> **YOUR OBJECTIVE**
Word for word, set down the records and skip each picture.

> **RAW DATA**
[start]

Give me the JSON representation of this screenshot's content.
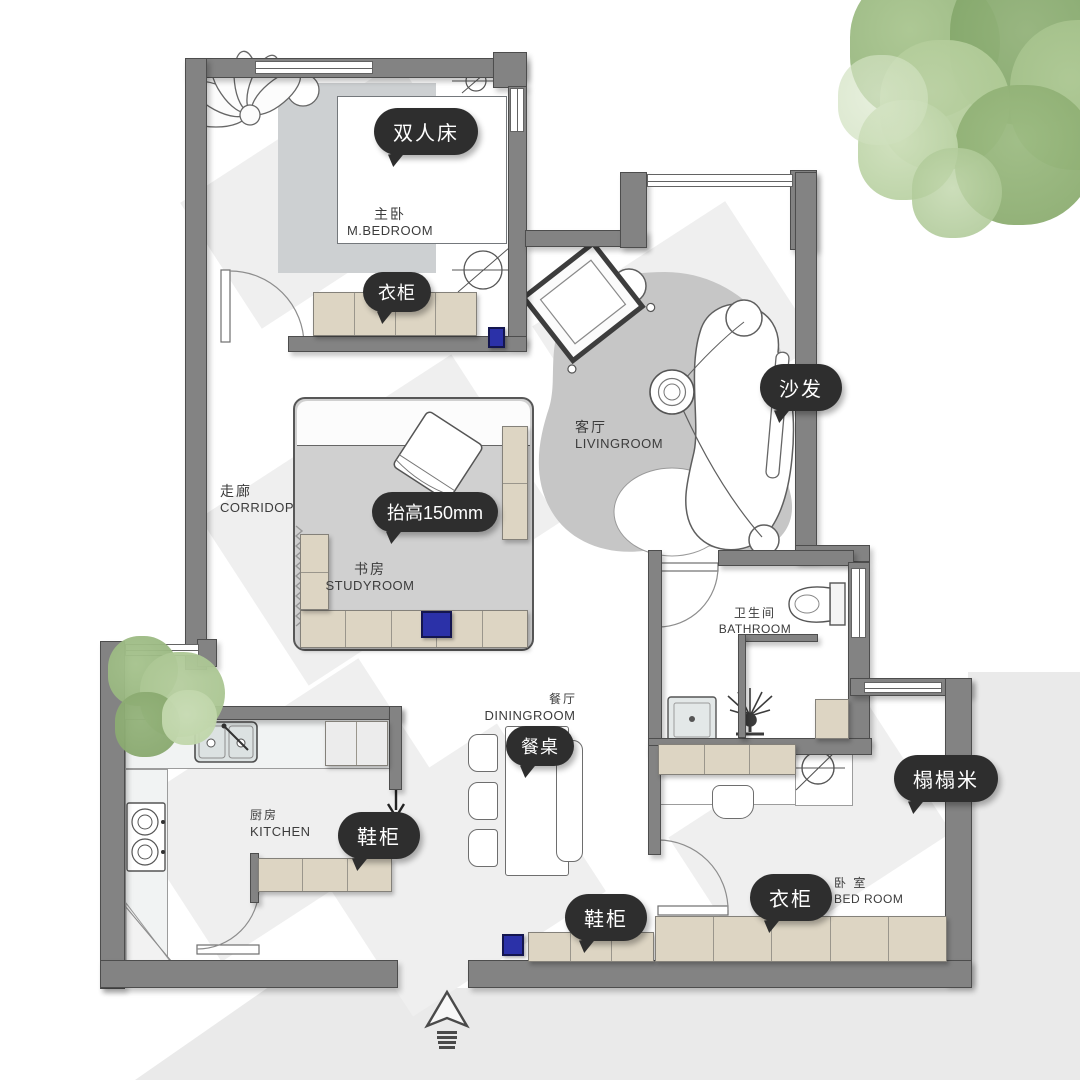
{
  "meta": {
    "title": "apartment floor plan",
    "style": "rendered plan with callouts",
    "language": "zh-CN"
  },
  "rooms": {
    "master_bedroom": {
      "cn": "主卧",
      "en": "M.BEDROOM"
    },
    "living_room": {
      "cn": "客厅",
      "en": "LIVINGROOM"
    },
    "corridor": {
      "cn": "走廊",
      "en": "CORRIDOP"
    },
    "study": {
      "cn": "书房",
      "en": "STUDYROOM"
    },
    "bathroom": {
      "cn": "卫生间",
      "en": "BATHROOM"
    },
    "dining": {
      "cn": "餐厅",
      "en": "DININGROOM"
    },
    "kitchen": {
      "cn": "厨房",
      "en": "KITCHEN"
    },
    "bedroom": {
      "cn": "卧 室",
      "en": "BED ROOM"
    }
  },
  "callouts": {
    "double_bed": "双人床",
    "wardrobe_master": "衣柜",
    "sofa": "沙发",
    "raised_floor": "抬高150mm",
    "dining_table": "餐桌",
    "shoe_cabinet_kitchen": "鞋柜",
    "shoe_cabinet_entry": "鞋柜",
    "wardrobe_bedroom": "衣柜",
    "tatami": "榻榻米"
  },
  "colors": {
    "wall": "#838383",
    "cabinet": "#ddd5c3",
    "callout_bg": "#2e2e2e",
    "callout_text": "#ffffff",
    "accent_blue": "#2b31a8",
    "rug": "#c6c6c6",
    "tree_green": "#9db884",
    "ground_shadow": "#eaeaea"
  }
}
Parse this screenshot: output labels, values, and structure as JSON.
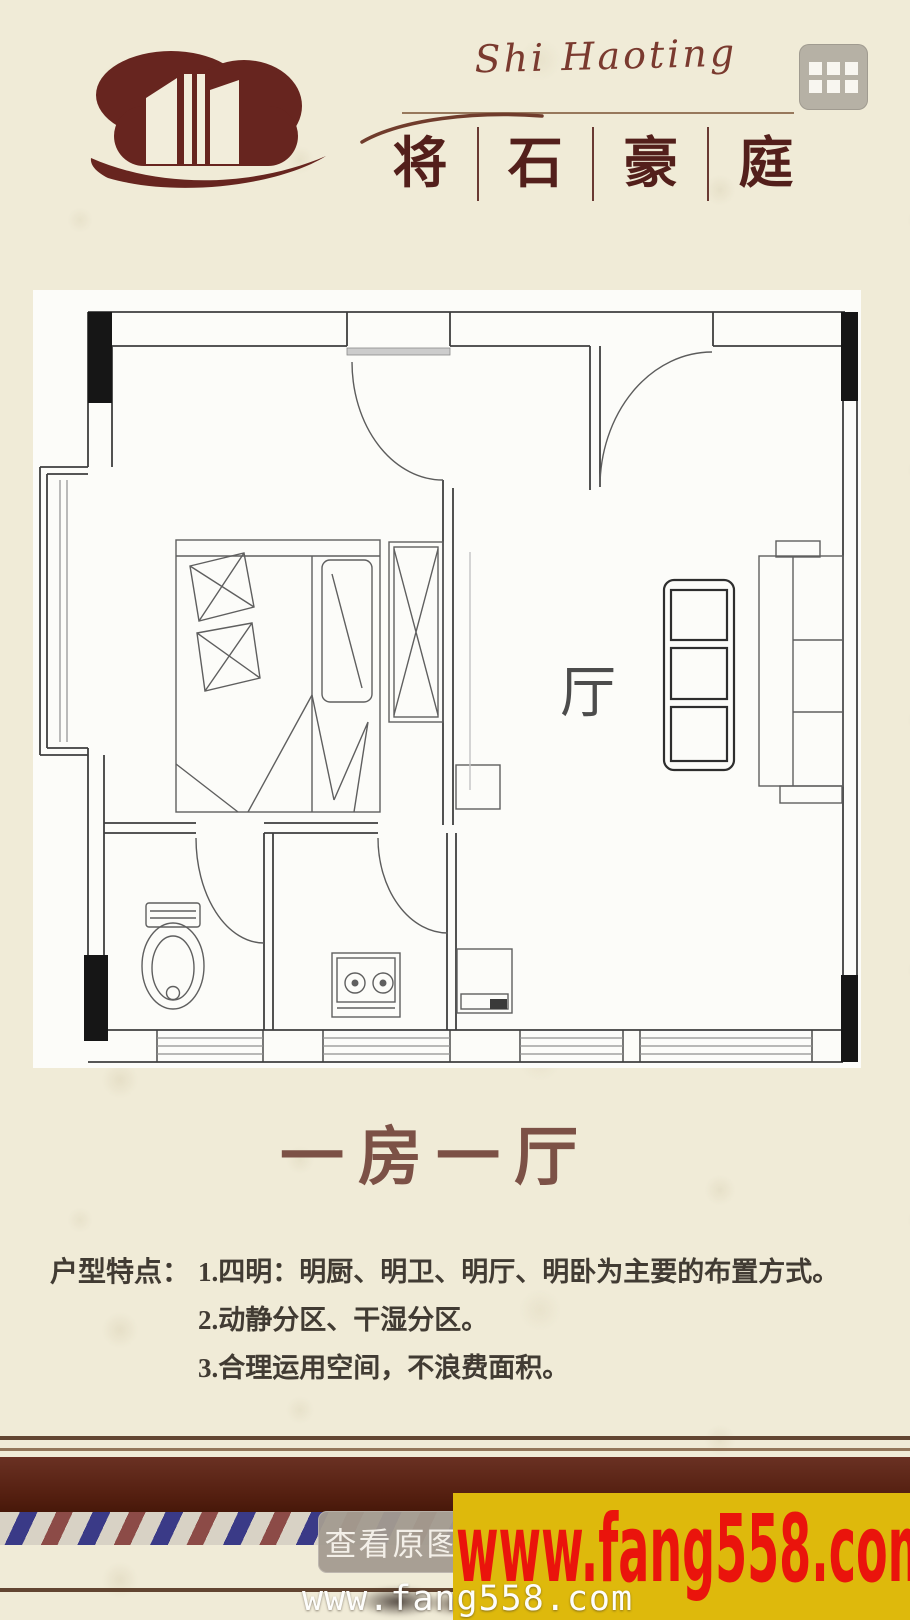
{
  "header": {
    "brand_script": "Shi Haoting",
    "brand_chars": [
      "将",
      "石",
      "豪",
      "庭"
    ]
  },
  "plan": {
    "room_label": "厅",
    "title": "一房一厅"
  },
  "features": {
    "label": "户型特点：",
    "items": [
      "1.四明：明厨、明卫、明厅、明卧为主要的布置方式。",
      "2.动静分区、干湿分区。",
      "3.合理运用空间，不浪费面积。"
    ]
  },
  "footer": {
    "view_original_label": "查看原图",
    "watermark_site": "www.fang558.com",
    "watermark_site_large": "www.fang558.com"
  },
  "colors": {
    "brand_maroon": "#67251f",
    "title_brown": "#7c5146",
    "band_maroon": "#541f10",
    "ribbon_blue": "#3a3a87",
    "ribbon_red": "#8c4b47",
    "watermark_yellow": "#deb90c",
    "watermark_red": "#ea140c"
  }
}
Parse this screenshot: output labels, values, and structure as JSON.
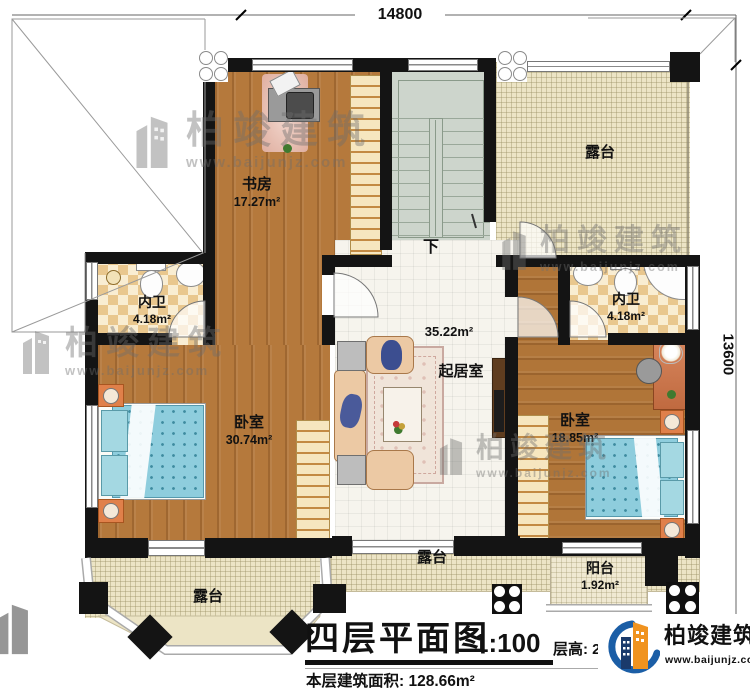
{
  "dimensions": {
    "width_label": "14800",
    "height_label": "13600"
  },
  "rooms": {
    "study": {
      "name": "书房",
      "area": "17.27m²"
    },
    "terrace_top": {
      "name": "露台"
    },
    "bath_left": {
      "name": "内卫",
      "area": "4.18m²"
    },
    "bath_right": {
      "name": "内卫",
      "area": "4.18m²"
    },
    "living": {
      "name": "起居室",
      "area": "35.22m²"
    },
    "bedroom_left": {
      "name": "卧室",
      "area": "30.74m²"
    },
    "bedroom_right": {
      "name": "卧室",
      "area": "18.85m²"
    },
    "terrace_mid": {
      "name": "露台"
    },
    "terrace_bottom_left": {
      "name": "露台"
    },
    "balcony": {
      "name": "阳台",
      "area": "1.92m²"
    },
    "stairs": {
      "down_label": "下"
    }
  },
  "title_block": {
    "title": "四层平面图",
    "scale": "1:100",
    "area_line": "本层建筑面积: 128.66m²",
    "floor_height": "层高: 2"
  },
  "logo": {
    "name": "柏竣建筑",
    "url": "www.baijunjz.com"
  },
  "watermark": {
    "name": "柏竣建筑",
    "url": "www.baijunjz.com"
  },
  "palette": {
    "wood": "#b5793c",
    "bathroom_tile": "#eac88f",
    "terrace": "#ece4c5",
    "stairs": "#cdd5cc",
    "bed": "#8ecddd",
    "nightstand": "#e0804a",
    "logo_blue": "#1b5ea6",
    "logo_orange": "#f0931f"
  }
}
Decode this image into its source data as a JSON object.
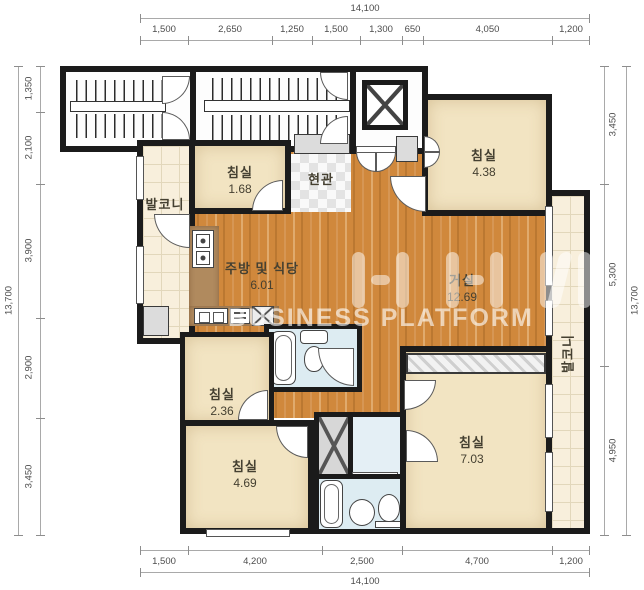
{
  "title": "apartment-floor-plan",
  "watermark": {
    "text": "BUSINESS PLATFORM"
  },
  "dims": {
    "top": {
      "total": "14,100",
      "segments": [
        "1,500",
        "2,650",
        "1,250",
        "1,500",
        "1,300",
        "650",
        "4,050",
        "1,200"
      ]
    },
    "bottom": {
      "total": "14,100",
      "segments": [
        "1,500",
        "4,200",
        "2,500",
        "4,700",
        "1,200"
      ]
    },
    "left": {
      "total": "13,700",
      "segments": [
        "1,350",
        "2,100",
        "3,900",
        "2,900",
        "3,450"
      ]
    },
    "right": {
      "total": "13,700",
      "segments": [
        "3,450",
        "5,300",
        "4,950"
      ]
    }
  },
  "rooms": {
    "bedroom_tl": {
      "name": "침실",
      "area": "1.68"
    },
    "bedroom_tr": {
      "name": "침실",
      "area": "4.38"
    },
    "entrance": {
      "name": "현관"
    },
    "kitchen": {
      "name": "주방 및 식당",
      "area": "6.01"
    },
    "living": {
      "name": "거실",
      "area": "12.69"
    },
    "bedroom_ml": {
      "name": "침실",
      "area": "2.36"
    },
    "bedroom_bl": {
      "name": "침실",
      "area": "4.69"
    },
    "bedroom_br": {
      "name": "침실",
      "area": "7.03"
    },
    "balcony_left": {
      "name": "발코니"
    },
    "balcony_right": {
      "name": "발코니"
    }
  },
  "colors": {
    "wall": "#1b1b1b",
    "wood": "#d0883c",
    "bedroom": "#f2e4c2",
    "bath": "#ddecf2",
    "tile": "#f8efdc",
    "label": "#454031"
  }
}
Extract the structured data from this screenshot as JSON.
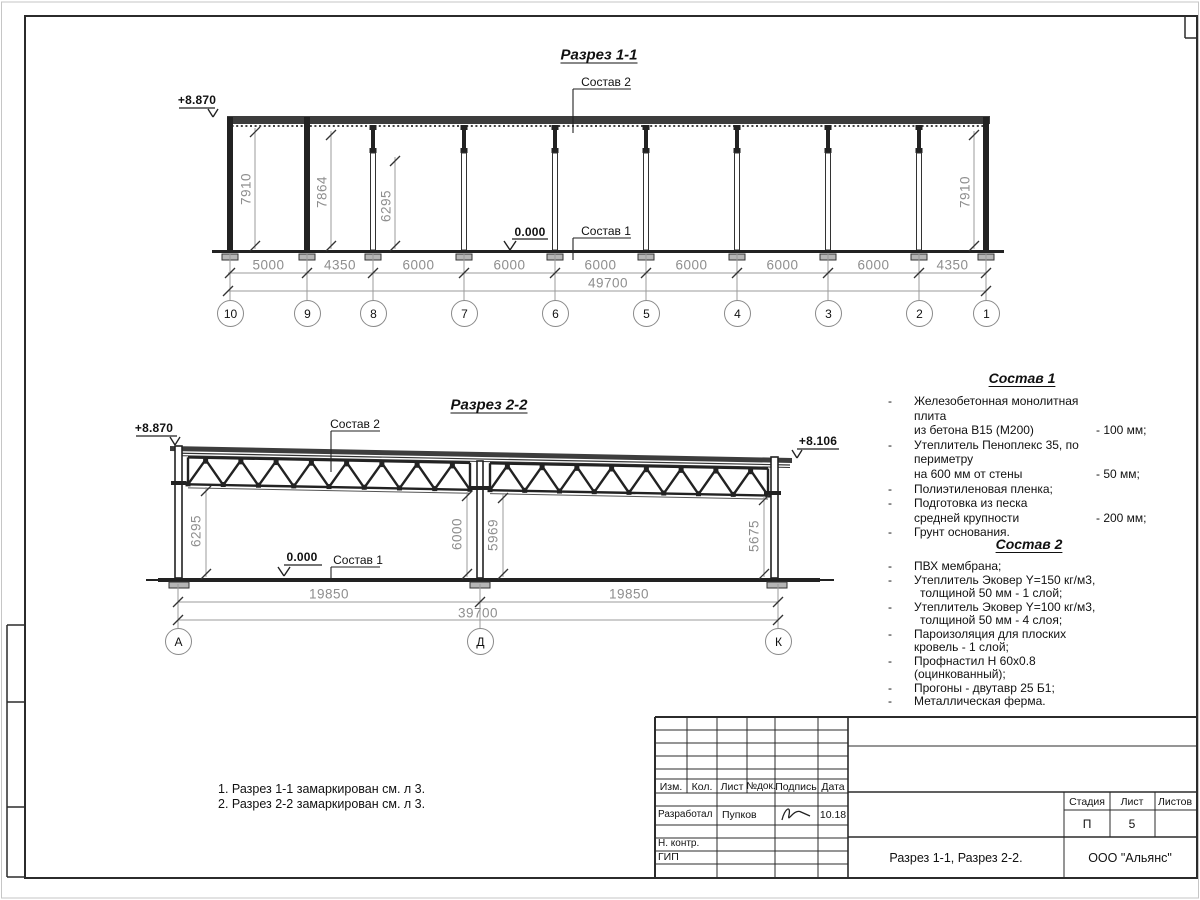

[end]

> **EXERCISE OUTPUT**
Give me the JSON representation of this screenshot's content.
{
  "meta": {
    "title": "apartment floor plan",
    "style": "rendered plan with callouts",
    "language": "zh-CN"
  },
  "rooms": {
    "master_bedroom": {
      "cn": "主卧",
      "en": "M.BEDROOM"
    },
    "living_room": {
      "cn": "客厅",
      "en": "LIVINGROOM"
    },
    "corridor": {
      "cn": "走廊",
      "en": "CORRIDOP"
    },
    "study": {
      "cn": "书房",
      "en": "STUDYROOM"
    },
    "bathroom": {
      "cn": "卫生间",
      "en": "BATHROOM"
    },
    "dining": {
      "cn": "餐厅",
      "en": "DININGROOM"
    },
    "kitchen": {
      "cn": "厨房",
      "en": "KITCHEN"
    },
    "bedroom": {
      "cn": "卧 室",
      "en": "BED ROOM"
    }
  },
  "callouts": {
    "double_bed": "双人床",
    "wardrobe_master": "衣柜",
    "sofa": "沙发",
    "raised_floor": "抬高150mm",
    "dining_table": "餐桌",
    "shoe_cabinet_kitchen": "鞋柜",
    "shoe_cabinet_entry": "鞋柜",
    "wardrobe_bedroom": "衣柜",
    "tatami": "榻榻米"
  },
  "colors": {
    "wall": "#838383",
    "cabinet": "#ddd5c3",
    "callout_bg": "#2e2e2e",
    "callout_text": "#ffffff",
    "accent_blue": "#2b31a8",
    "rug": "#c6c6c6",
    "tree_green": "#9db884",
    "ground_shadow": "#eaeaea"
  }
}
Parse this screenshot: output labels, values, and structure as JSON.
{
  "header": {
    "brand_script": "Shi Haoting",
    "brand_chars": [
      "将",
      "石",
      "豪",
      "庭"
    ]
  },
  "plan": {
    "room_label": "厅",
    "title": "一房一厅"
  },
  "features": {
    "label": "户型特点：",
    "items": [
      "1.四明：明厨、明卫、明厅、明卧为主要的布置方式。",
      "2.动静分区、干湿分区。",
      "3.合理运用空间，不浪费面积。"
    ]
  },
  "footer": {
    "view_original_label": "查看原图",
    "watermark_site": "www.fang558.com",
    "watermark_site_large": "www.fang558.com"
  },
  "colors": {
    "brand_maroon": "#67251f",
    "title_brown": "#7c5146",
    "band_maroon": "#541f10",
    "ribbon_blue": "#3a3a87",
    "ribbon_red": "#8c4b47",
    "watermark_yellow": "#deb90c",
    "watermark_red": "#ea140c"
  }
}
Parse this screenshot: output labels, values, and structure as JSON.
{
  "dimensions": {
    "width_label": "14800",
    "height_label": "13600"
  },
  "rooms": {
    "study": {
      "name": "书房",
      "area": "17.27m²"
    },
    "terrace_top": {
      "name": "露台"
    },
    "bath_left": {
      "name": "内卫",
      "area": "4.18m²"
    },
    "bath_right": {
      "name": "内卫",
      "area": "4.18m²"
    },
    "living": {
      "name": "起居室",
      "area": "35.22m²"
    },
    "bedroom_left": {
      "name": "卧室",
      "area": "30.74m²"
    },
    "bedroom_right": {
      "name": "卧室",
      "area": "18.85m²"
    },
    "terrace_mid": {
      "name": "露台"
    },
    "terrace_bottom_left": {
      "name": "露台"
    },
    "balcony": {
      "name": "阳台",
      "area": "1.92m²"
    },
    "stairs": {
      "down_label": "下"
    }
  },
  "title_block": {
    "title": "四层平面图",
    "scale": "1:100",
    "area_line": "本层建筑面积: 128.66m²",
    "floor_height": "层高: 2"
  },
  "logo": {
    "name": "柏竣建筑",
    "url": "www.baijunjz.com"
  },
  "watermark": {
    "name": "柏竣建筑",
    "url": "www.baijunjz.com"
  },
  "palette": {
    "wood": "#b5793c",
    "bathroom_tile": "#eac88f",
    "terrace": "#ece4c5",
    "stairs": "#cdd5cc",
    "bed": "#8ecddd",
    "nightstand": "#e0804a",
    "logo_blue": "#1b5ea6",
    "logo_orange": "#f0931f"
  }
}
Decode this image into its source data as a JSON object.
{
  "title": "apartment-floor-plan",
  "watermark": {
    "text": "BUSINESS PLATFORM"
  },
  "dims": {
    "top": {
      "total": "14,100",
      "segments": [
        "1,500",
        "2,650",
        "1,250",
        "1,500",
        "1,300",
        "650",
        "4,050",
        "1,200"
      ]
    },
    "bottom": {
      "total": "14,100",
      "segments": [
        "1,500",
        "4,200",
        "2,500",
        "4,700",
        "1,200"
      ]
    },
    "left": {
      "total": "13,700",
      "segments": [
        "1,350",
        "2,100",
        "3,900",
        "2,900",
        "3,450"
      ]
    },
    "right": {
      "total": "13,700",
      "segments": [
        "3,450",
        "5,300",
        "4,950"
      ]
    }
  },
  "rooms": {
    "bedroom_tl": {
      "name": "침실",
      "area": "1.68"
    },
    "bedroom_tr": {
      "name": "침실",
      "area": "4.38"
    },
    "entrance": {
      "name": "현관"
    },
    "kitchen": {
      "name": "주방 및 식당",
      "area": "6.01"
    },
    "living": {
      "name": "거실",
      "area": "12.69"
    },
    "bedroom_ml": {
      "name": "침실",
      "area": "2.36"
    },
    "bedroom_bl": {
      "name": "침실",
      "area": "4.69"
    },
    "bedroom_br": {
      "name": "침실",
      "area": "7.03"
    },
    "balcony_left": {
      "name": "발코니"
    },
    "balcony_right": {
      "name": "발코니"
    }
  },
  "colors": {
    "wall": "#1b1b1b",
    "wood": "#d0883c",
    "bedroom": "#f2e4c2",
    "bath": "#ddecf2",
    "tile": "#f8efdc",
    "label": "#454031"
  }
}
Extract the structured data from this screenshot as JSON.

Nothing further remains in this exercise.